● **Latihan**
**1.** Tentukan apakah setiap pernyataan berikut sesuai dengan bacaan tentang Megawati dan SBY. Jawab ya atau tidak, lalu kutip kata-kata bacaan yang menentukan jawaban itu.
(a) BJ Habibie adalah Presiden ke-3.
(b) Megawati bersalaman dengan SBY.
(c) SBY menoleh ke Megawati ketika turun dari podium.
**2.** Tuliskan lanjutan bacaan tentang Megawati dan SBY, mulai setelah kalimat terakhirnya.
___ Bacaan
Sebuah dagelan dengan akting tingkat tinggi dipertontonkan dua tokoh penting di negara Republik Indonesia ini. Pemain utamanya Megawati Soekarnoputri dan Presiden Susilo Bambang Yudhoyono (SBY). Tontonan sandiwara yang mereka pertontokan sama sekali tak mendidik, malah mengajari rakyat Indonesia untuk memelihara dendam dan permusuhan.
Tak ada yang istimewa saat Presiden ke-3 BJ Habibie naik ke podium. Rakyat disuguhi gaya dan ekspresi meledak-ledak sang profesor saat menyampaikan idenya soal Pancacila.Tapi lain saat putri proklamator Bung Karno mendapat giliran. Usai pidato panjang lebar, masyarakat ingin menyaksikan jiwa besar istri Taufik Kiemas itu mengubur dendamnya kepada SBY.
Ternyata, Mega tetaplah Mega, seorang perempuan, mantan presiden yang hobi memelihara dendam dan permusuhan. Jangankan bersalaman, menoleh ke SBY saja tidak ia lakukan.Katanya ngakuseorang Pancasilais.
Harapan pun berpindah ke sang bapak Presiden. Dengan mengusung etika politik santun,banyak yang berharap SBY dengan kerendahan hati akan menunjukkan jiwa besarnya mendatangi Megawati. Tapi setali tiga uang.SBY juga seorang yang punya gengsi tinggi dan malu untuk merendahkan diri nya di depan publik. “Lha wong saya ini presiden kok,” mungkin itu yang ada di benak SBY, yang langsung turun dari podium dengan wajah menatap lurus ke depan tanpa menoleh ke Megawati.
______
___ Data yang Diberikan
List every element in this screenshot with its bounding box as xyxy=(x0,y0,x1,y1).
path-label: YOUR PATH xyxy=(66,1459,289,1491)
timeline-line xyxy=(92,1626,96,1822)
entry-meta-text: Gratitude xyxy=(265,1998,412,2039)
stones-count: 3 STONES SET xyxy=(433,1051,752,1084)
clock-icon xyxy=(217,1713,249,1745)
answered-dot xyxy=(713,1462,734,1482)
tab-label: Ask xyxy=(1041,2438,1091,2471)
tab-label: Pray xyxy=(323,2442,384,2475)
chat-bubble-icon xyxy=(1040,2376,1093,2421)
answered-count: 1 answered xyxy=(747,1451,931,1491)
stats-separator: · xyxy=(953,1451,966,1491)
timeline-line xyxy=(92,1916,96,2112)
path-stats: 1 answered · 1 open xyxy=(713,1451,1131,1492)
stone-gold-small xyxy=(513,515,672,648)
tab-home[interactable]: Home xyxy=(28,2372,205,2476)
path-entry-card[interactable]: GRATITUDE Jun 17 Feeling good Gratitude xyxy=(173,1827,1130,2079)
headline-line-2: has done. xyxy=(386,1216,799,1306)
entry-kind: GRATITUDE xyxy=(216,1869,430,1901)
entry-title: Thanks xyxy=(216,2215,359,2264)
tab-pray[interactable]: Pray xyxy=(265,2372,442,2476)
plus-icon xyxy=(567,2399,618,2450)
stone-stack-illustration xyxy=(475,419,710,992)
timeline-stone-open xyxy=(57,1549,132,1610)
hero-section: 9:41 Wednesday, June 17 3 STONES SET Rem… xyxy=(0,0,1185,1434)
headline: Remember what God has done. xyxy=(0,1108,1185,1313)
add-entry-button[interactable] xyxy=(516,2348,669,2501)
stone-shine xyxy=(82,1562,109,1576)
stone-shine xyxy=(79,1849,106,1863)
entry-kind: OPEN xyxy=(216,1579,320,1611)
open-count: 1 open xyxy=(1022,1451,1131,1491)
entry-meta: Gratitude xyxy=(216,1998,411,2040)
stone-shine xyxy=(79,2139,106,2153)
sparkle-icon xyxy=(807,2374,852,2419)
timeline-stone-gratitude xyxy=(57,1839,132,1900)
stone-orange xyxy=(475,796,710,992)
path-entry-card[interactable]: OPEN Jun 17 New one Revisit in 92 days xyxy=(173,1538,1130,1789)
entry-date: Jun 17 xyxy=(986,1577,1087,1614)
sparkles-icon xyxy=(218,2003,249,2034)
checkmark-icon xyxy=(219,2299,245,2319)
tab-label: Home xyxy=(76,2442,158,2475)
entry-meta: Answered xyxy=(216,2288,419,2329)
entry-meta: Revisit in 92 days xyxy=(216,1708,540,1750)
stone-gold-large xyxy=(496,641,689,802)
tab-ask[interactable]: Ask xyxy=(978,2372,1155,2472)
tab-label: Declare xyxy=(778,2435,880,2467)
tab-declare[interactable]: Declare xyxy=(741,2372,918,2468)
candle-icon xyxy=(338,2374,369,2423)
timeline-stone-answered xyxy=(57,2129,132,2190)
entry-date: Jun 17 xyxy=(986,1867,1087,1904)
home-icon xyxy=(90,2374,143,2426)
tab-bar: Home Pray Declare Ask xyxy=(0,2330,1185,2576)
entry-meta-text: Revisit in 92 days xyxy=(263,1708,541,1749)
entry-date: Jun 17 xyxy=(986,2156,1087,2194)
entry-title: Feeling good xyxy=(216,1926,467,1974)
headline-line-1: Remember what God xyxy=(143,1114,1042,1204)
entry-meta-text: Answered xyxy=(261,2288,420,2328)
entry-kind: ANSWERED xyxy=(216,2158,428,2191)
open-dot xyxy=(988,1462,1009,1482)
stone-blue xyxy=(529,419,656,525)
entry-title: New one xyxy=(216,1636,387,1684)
______
● **Kunci Jawaban**
**1.**
(a) Ya: "Presiden ke-3 BJ Habibie naik ke podium"
(b) Tidak: "Jangankan bersalaman, menoleh ke SBY saja tidak ia lakukan."
(c) Tidak: "langsung turun dari podium dengan wajah menatap lurus ke depan tanpa menoleh ke Megawati"

**2.**
"Berbicara tentang Pancasila, kita berbicara tentang Bung Karno. Bukan karena beliau bapak saya, tapi justru sebagai penggali Pancasila sekaligus proklamator bangsa. Karena itulah dengan penuh segala kerendahan hati saya ingin mengajak tiap warga bangsa pemimpin bangsa mengkontemplasikan rentang panjang benang merah melalui pemikiran Bung Karno," tutur Mega dalam pidatonya.
"Pancasila tidak bisa dilepaskan dari kesejarahan dengan Bung Karno. Untuk menghindarkan bangsa ini dari cara berpikir instan, seolah-olah Pancasila sebagai produk sekali jadi yang jauh dari proses dialektika sejarah panjang masyarakat Indonesia," jelas Mega.
Dari dulu, yang namanya ngomong doang itu memang jauh lebih mudah ketimbang melakukan. Bagaimana bangsa Indonesia ini bisa diajak bersatu kalau mental pemimpin bangsa kita seperti itu. Sebuah negara yang memiliki banyak suku, bahasa dan budaya memiliki pemimpin yang gemar memelihara dan menyuburkan dendam serta permusuhan.
Ironisnya, baik Mega dan SBY sama-sama mengklaim sebagai Pancasilais. Tapi prakteknya GOMBAL!!